> [THE TASK]:
Restate the whole listing word for word. Pictures are left out.
— BEGIN —
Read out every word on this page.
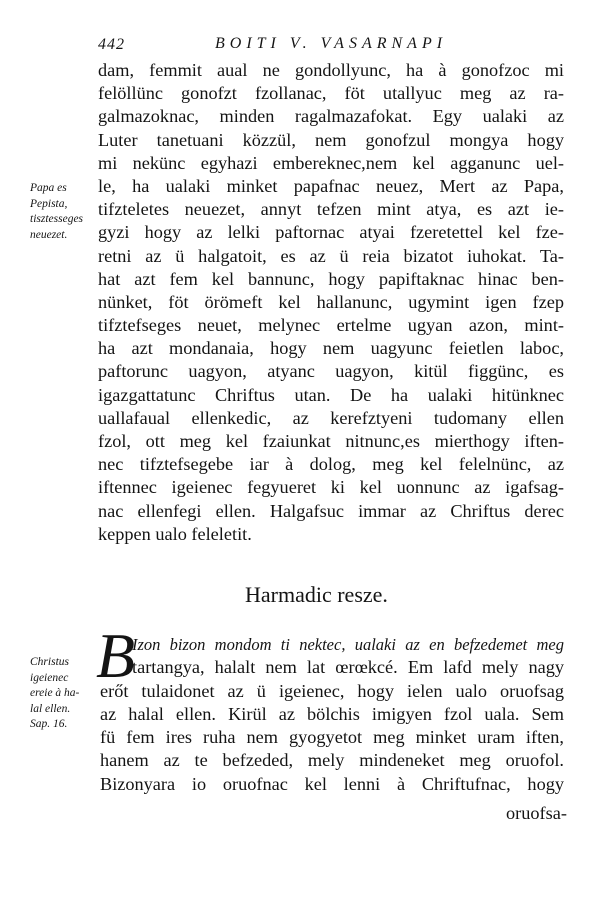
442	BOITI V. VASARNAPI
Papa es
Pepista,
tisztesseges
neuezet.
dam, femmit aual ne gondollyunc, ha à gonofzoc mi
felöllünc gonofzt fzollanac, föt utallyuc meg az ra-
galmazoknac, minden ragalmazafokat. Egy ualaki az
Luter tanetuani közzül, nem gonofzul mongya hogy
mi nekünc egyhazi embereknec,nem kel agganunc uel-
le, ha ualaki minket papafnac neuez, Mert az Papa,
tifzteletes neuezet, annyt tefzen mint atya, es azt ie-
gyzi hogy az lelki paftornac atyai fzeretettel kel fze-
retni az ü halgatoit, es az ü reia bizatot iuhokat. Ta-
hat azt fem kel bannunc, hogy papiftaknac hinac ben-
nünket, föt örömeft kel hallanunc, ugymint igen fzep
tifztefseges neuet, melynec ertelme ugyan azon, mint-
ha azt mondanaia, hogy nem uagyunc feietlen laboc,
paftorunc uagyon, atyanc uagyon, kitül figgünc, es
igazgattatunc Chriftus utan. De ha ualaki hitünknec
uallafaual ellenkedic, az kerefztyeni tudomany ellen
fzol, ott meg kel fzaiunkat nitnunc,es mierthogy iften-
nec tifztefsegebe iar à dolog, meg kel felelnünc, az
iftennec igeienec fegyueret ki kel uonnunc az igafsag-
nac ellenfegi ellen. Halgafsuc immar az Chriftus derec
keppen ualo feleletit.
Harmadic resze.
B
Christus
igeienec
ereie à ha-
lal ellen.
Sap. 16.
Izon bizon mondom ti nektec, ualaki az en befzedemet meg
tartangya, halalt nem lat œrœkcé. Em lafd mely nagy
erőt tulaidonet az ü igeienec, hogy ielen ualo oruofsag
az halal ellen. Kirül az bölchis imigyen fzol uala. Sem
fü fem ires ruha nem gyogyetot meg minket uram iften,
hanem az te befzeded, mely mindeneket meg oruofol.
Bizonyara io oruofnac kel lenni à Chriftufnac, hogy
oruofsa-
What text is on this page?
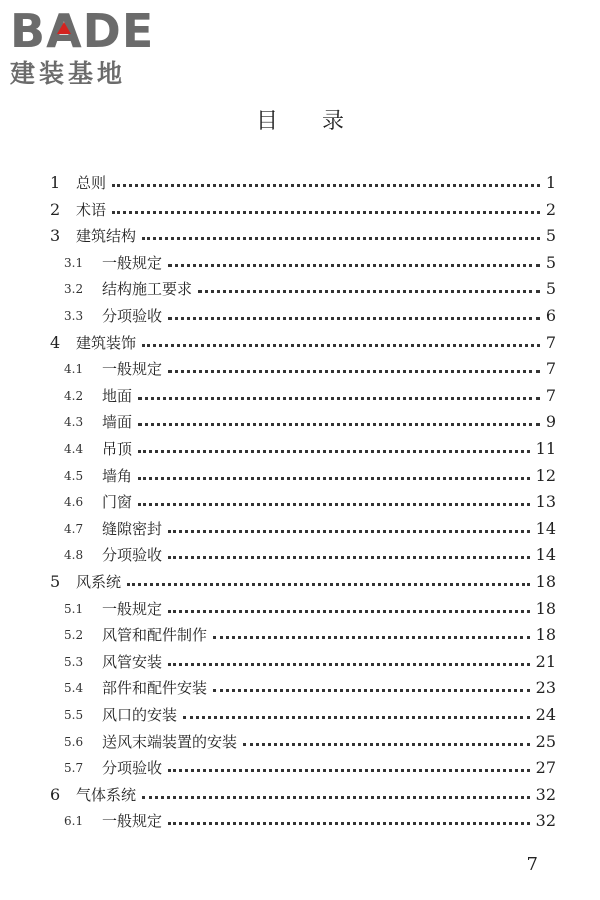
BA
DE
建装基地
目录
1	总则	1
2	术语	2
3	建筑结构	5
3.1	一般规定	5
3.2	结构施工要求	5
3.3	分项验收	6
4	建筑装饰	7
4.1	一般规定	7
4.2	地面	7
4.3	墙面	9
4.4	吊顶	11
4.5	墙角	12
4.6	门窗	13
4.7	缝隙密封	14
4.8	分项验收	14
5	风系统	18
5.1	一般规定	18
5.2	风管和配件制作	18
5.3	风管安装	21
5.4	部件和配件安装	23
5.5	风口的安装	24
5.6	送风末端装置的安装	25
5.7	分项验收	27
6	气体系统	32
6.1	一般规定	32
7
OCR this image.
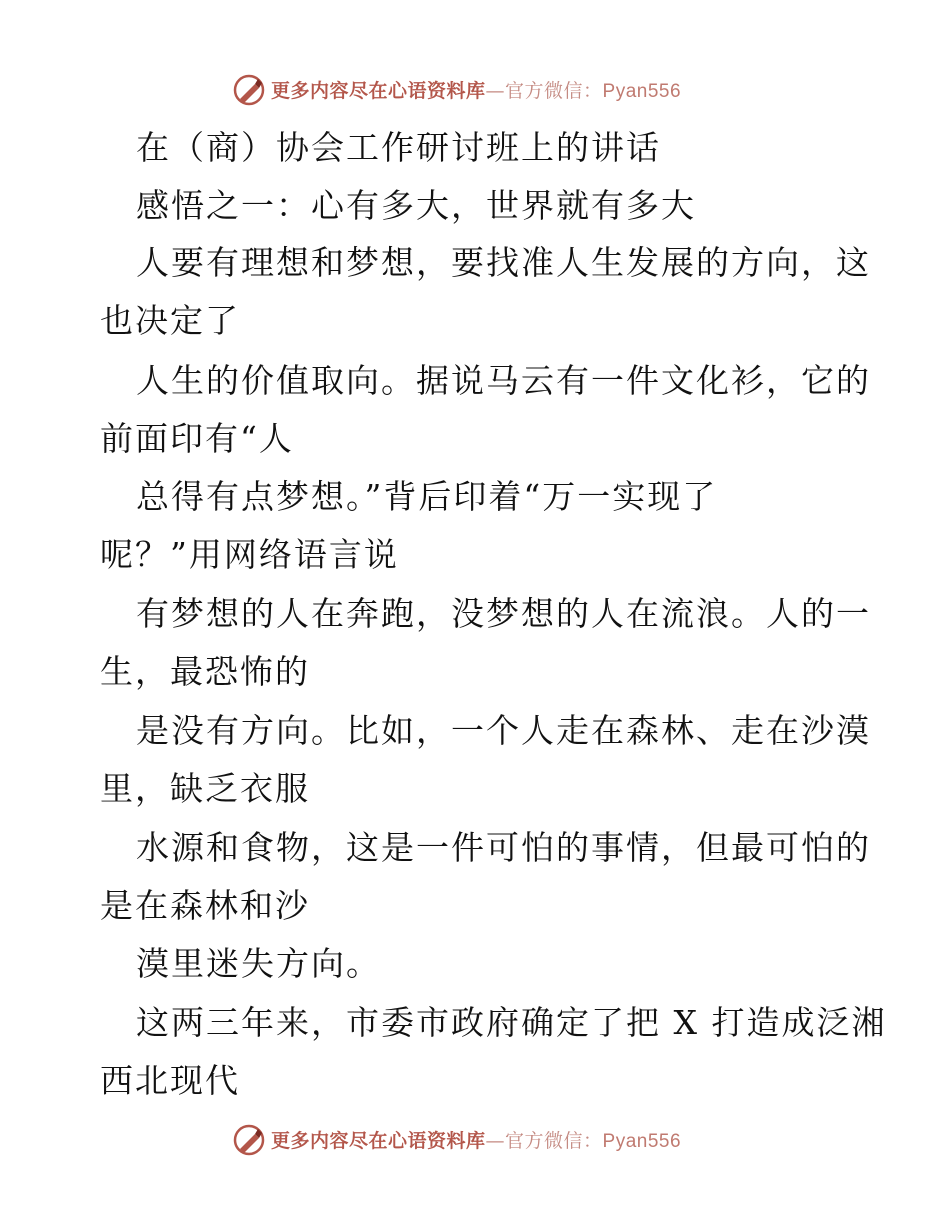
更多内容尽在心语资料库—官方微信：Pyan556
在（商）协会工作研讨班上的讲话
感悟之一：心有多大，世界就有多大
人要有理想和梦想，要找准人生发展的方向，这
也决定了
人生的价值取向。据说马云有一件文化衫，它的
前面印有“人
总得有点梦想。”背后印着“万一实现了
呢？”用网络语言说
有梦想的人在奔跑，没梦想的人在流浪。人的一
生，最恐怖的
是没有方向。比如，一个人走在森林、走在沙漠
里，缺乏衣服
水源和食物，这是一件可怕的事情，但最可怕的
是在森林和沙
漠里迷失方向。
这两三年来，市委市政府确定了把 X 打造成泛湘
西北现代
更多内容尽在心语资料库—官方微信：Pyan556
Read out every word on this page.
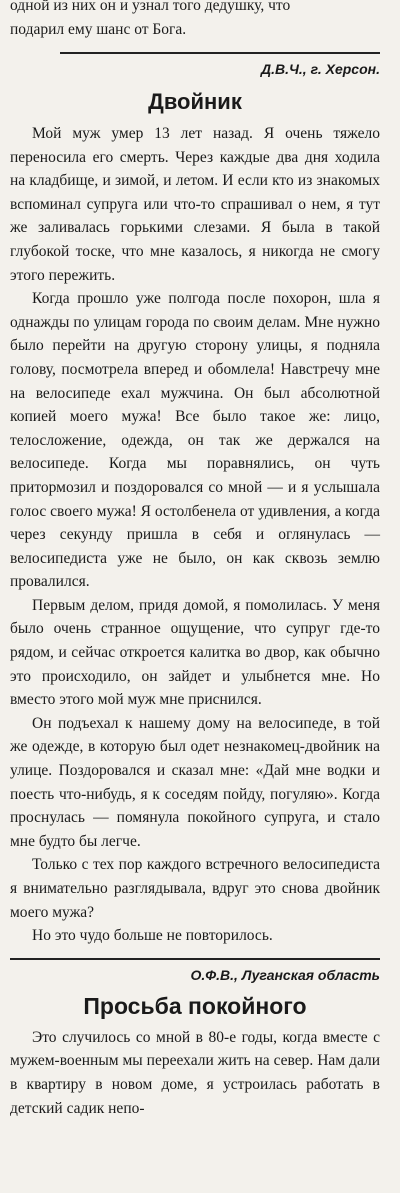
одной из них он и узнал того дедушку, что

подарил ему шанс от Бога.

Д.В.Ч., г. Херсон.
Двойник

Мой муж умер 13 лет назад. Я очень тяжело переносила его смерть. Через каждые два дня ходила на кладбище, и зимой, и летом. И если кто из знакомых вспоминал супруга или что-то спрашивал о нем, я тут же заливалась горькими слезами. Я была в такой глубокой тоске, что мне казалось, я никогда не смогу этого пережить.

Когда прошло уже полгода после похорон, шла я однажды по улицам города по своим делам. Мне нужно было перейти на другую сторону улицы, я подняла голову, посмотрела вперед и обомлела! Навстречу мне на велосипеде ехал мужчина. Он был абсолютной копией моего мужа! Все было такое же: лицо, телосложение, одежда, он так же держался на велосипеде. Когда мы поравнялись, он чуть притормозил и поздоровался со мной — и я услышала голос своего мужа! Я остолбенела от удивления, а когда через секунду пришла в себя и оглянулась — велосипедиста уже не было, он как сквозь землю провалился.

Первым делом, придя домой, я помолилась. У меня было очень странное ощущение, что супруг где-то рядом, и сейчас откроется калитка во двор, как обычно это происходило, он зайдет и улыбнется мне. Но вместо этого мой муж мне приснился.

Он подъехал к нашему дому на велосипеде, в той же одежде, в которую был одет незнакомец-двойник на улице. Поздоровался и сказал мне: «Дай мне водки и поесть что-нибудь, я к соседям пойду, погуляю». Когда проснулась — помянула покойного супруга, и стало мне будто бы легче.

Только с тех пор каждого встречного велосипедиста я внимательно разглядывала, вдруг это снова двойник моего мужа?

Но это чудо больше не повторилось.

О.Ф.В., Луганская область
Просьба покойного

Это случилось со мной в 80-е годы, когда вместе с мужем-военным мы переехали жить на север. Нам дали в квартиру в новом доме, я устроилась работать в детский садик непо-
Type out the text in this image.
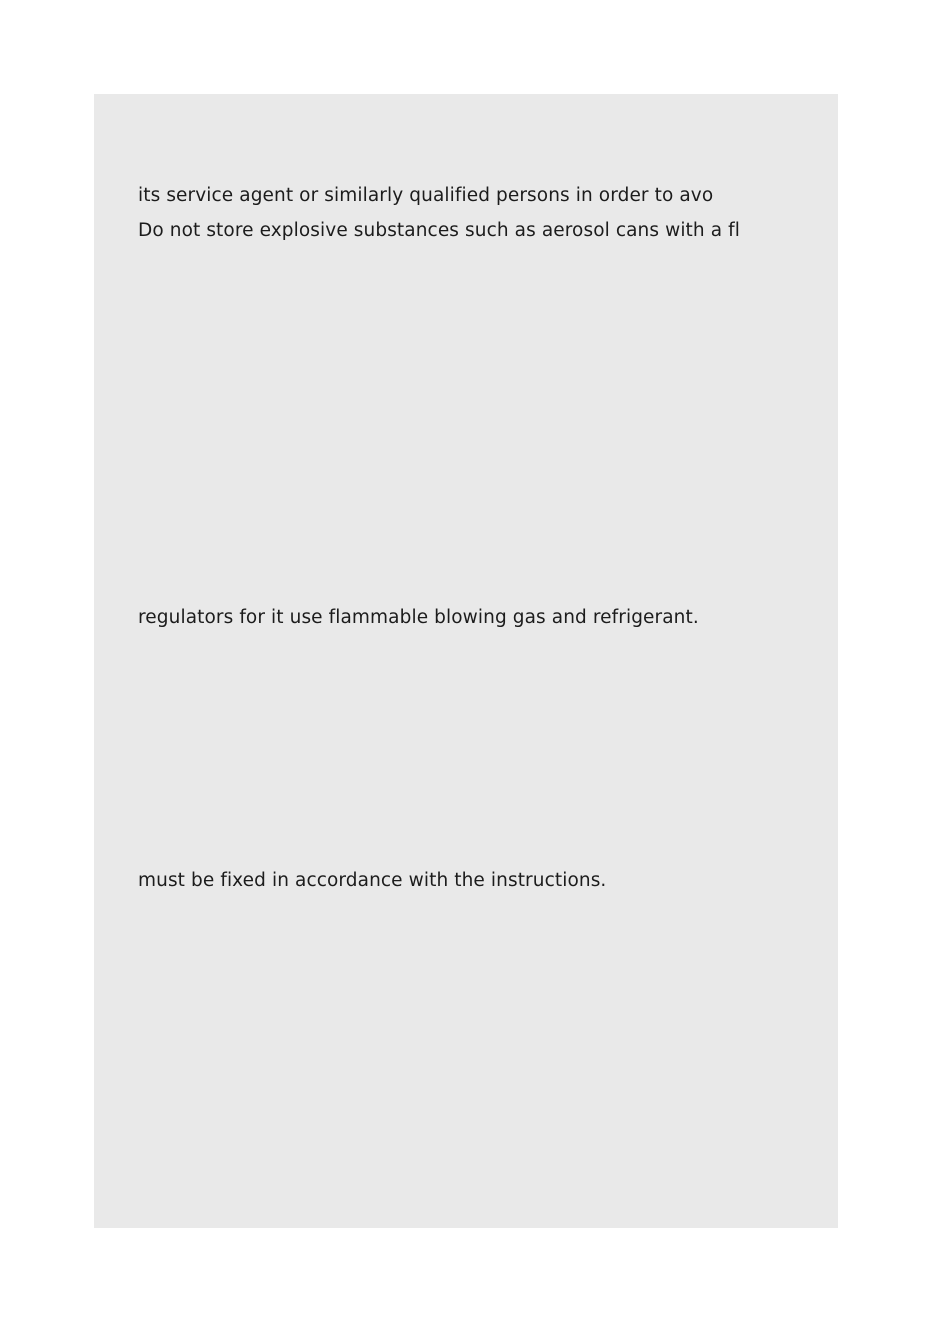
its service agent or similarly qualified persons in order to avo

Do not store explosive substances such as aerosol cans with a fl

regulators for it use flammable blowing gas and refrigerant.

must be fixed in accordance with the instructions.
— END —
> [FULL OUTPUT]:
Read out every word on this page.
442	BOITI V. VASARNAPI
Papa es
Pepista,
tisztesseges
neuezet.
dam, femmit aual ne gondollyunc, ha à gonofzoc mi
felöllünc gonofzt fzollanac, föt utallyuc meg az ra-
galmazoknac, minden ragalmazafokat. Egy ualaki az
Luter tanetuani közzül, nem gonofzul mongya hogy
mi nekünc egyhazi embereknec,nem kel agganunc uel-
le, ha ualaki minket papafnac neuez, Mert az Papa,
tifzteletes neuezet, annyt tefzen mint atya, es azt ie-
gyzi hogy az lelki paftornac atyai fzeretettel kel fze-
retni az ü halgatoit, es az ü reia bizatot iuhokat. Ta-
hat azt fem kel bannunc, hogy papiftaknac hinac ben-
nünket, föt örömeft kel hallanunc, ugymint igen fzep
tifztefseges neuet, melynec ertelme ugyan azon, mint-
ha azt mondanaia, hogy nem uagyunc feietlen laboc,
paftorunc uagyon, atyanc uagyon, kitül figgünc, es
igazgattatunc Chriftus utan. De ha ualaki hitünknec
uallafaual ellenkedic, az kerefztyeni tudomany ellen
fzol, ott meg kel fzaiunkat nitnunc,es mierthogy iften-
nec tifztefsegebe iar à dolog, meg kel felelnünc, az
iftennec igeienec fegyueret ki kel uonnunc az igafsag-
nac ellenfegi ellen. Halgafsuc immar az Chriftus derec
keppen ualo feleletit.
Harmadic resze.
B
Christus
igeienec
ereie à ha-
lal ellen.
Sap. 16.
Izon bizon mondom ti nektec, ualaki az en befzedemet meg
tartangya, halalt nem lat œrœkcé. Em lafd mely nagy
erőt tulaidonet az ü igeienec, hogy ielen ualo oruofsag
az halal ellen. Kirül az bölchis imigyen fzol uala. Sem
fü fem ires ruha nem gyogyetot meg minket uram iften,
hanem az te befzeded, mely mindeneket meg oruofol.
Bizonyara io oruofnac kel lenni à Chriftufnac, hogy
oruofsa-
What text is on this page?
BA
DE
建装基地
目录
1	总则	1
2	术语	2
3	建筑结构	5
3.1	一般规定	5
3.2	结构施工要求	5
3.3	分项验收	6
4	建筑装饰	7
4.1	一般规定	7
4.2	地面	7
4.3	墙面	9
4.4	吊顶	11
4.5	墙角	12
4.6	门窗	13
4.7	缝隙密封	14
4.8	分项验收	14
5	风系统	18
5.1	一般规定	18
5.2	风管和配件制作	18
5.3	风管安装	21
5.4	部件和配件安装	23
5.5	风口的安装	24
5.6	送风末端装置的安装	25
5.7	分项验收	27
6	气体系统	32
6.1	一般规定	32
7
OCR this image.
更多内容尽在心语资料库—官方微信：Pyan556
在（商）协会工作研讨班上的讲话
感悟之一：心有多大，世界就有多大
人要有理想和梦想，要找准人生发展的方向，这
也决定了
人生的价值取向。据说马云有一件文化衫，它的
前面印有“人
总得有点梦想。”背后印着“万一实现了
呢？”用网络语言说
有梦想的人在奔跑，没梦想的人在流浪。人的一
生，最恐怖的
是没有方向。比如，一个人走在森林、走在沙漠
里，缺乏衣服
水源和食物，这是一件可怕的事情，但最可怕的
是在森林和沙
漠里迷失方向。
这两三年来，市委市政府确定了把 X 打造成泛湘
西北现代
更多内容尽在心语资料库—官方微信：Pyan556
Read out every word on this page.
одной из них он и узнал того дедушку, что

подарил ему шанс от Бога.

Д.В.Ч., г. Херсон.
Двойник

Мой муж умер 13 лет назад. Я очень тяжело переносила его смерть. Через каждые два дня ходила на кладбище, и зимой, и летом. И если кто из знакомых вспоминал супруга или что-то спрашивал о нем, я тут же заливалась горькими слезами. Я была в такой глубокой тоске, что мне казалось, я никогда не смогу этого пережить.

Когда прошло уже полгода после похорон, шла я однажды по улицам города по своим делам. Мне нужно было перейти на другую сторону улицы, я подняла голову, посмотрела вперед и обомлела! Навстречу мне на велосипеде ехал мужчина. Он был абсолютной копией моего мужа! Все было такое же: лицо, телосложение, одежда, он так же держался на велосипеде. Когда мы поравнялись, он чуть притормозил и поздоровался со мной — и я услышала голос своего мужа! Я остолбенела от удивления, а когда через секунду пришла в себя и оглянулась — велосипедиста уже не было, он как сквозь землю провалился.

Первым делом, придя домой, я помолилась. У меня было очень странное ощущение, что супруг где-то рядом, и сейчас откроется калитка во двор, как обычно это происходило, он зайдет и улыбнется мне. Но вместо этого мой муж мне приснился.

Он подъехал к нашему дому на велосипеде, в той же одежде, в которую был одет незнакомец-двойник на улице. Поздоровался и сказал мне: «Дай мне водки и поесть что-нибудь, я к соседям пойду, погуляю». Когда проснулась — помянула покойного супруга, и стало мне будто бы легче.

Только с тех пор каждого встречного велосипедиста я внимательно разглядывала, вдруг это снова двойник моего мужа?

Но это чудо больше не повторилось.

О.Ф.В., Луганская область
Просьба покойного

Это случилось со мной в 80-е годы, когда вместе с мужем-военным мы переехали жить на север. Нам дали в квартиру в новом доме, я устроилась работать в детский садик непо-
Type out the text in this image.
its service agent or similarly qualified persons in order to avo

Do not store explosive substances such as aerosol cans with a fl

regulators for it use flammable blowing gas and refrigerant.

must be fixed in accordance with the instructions.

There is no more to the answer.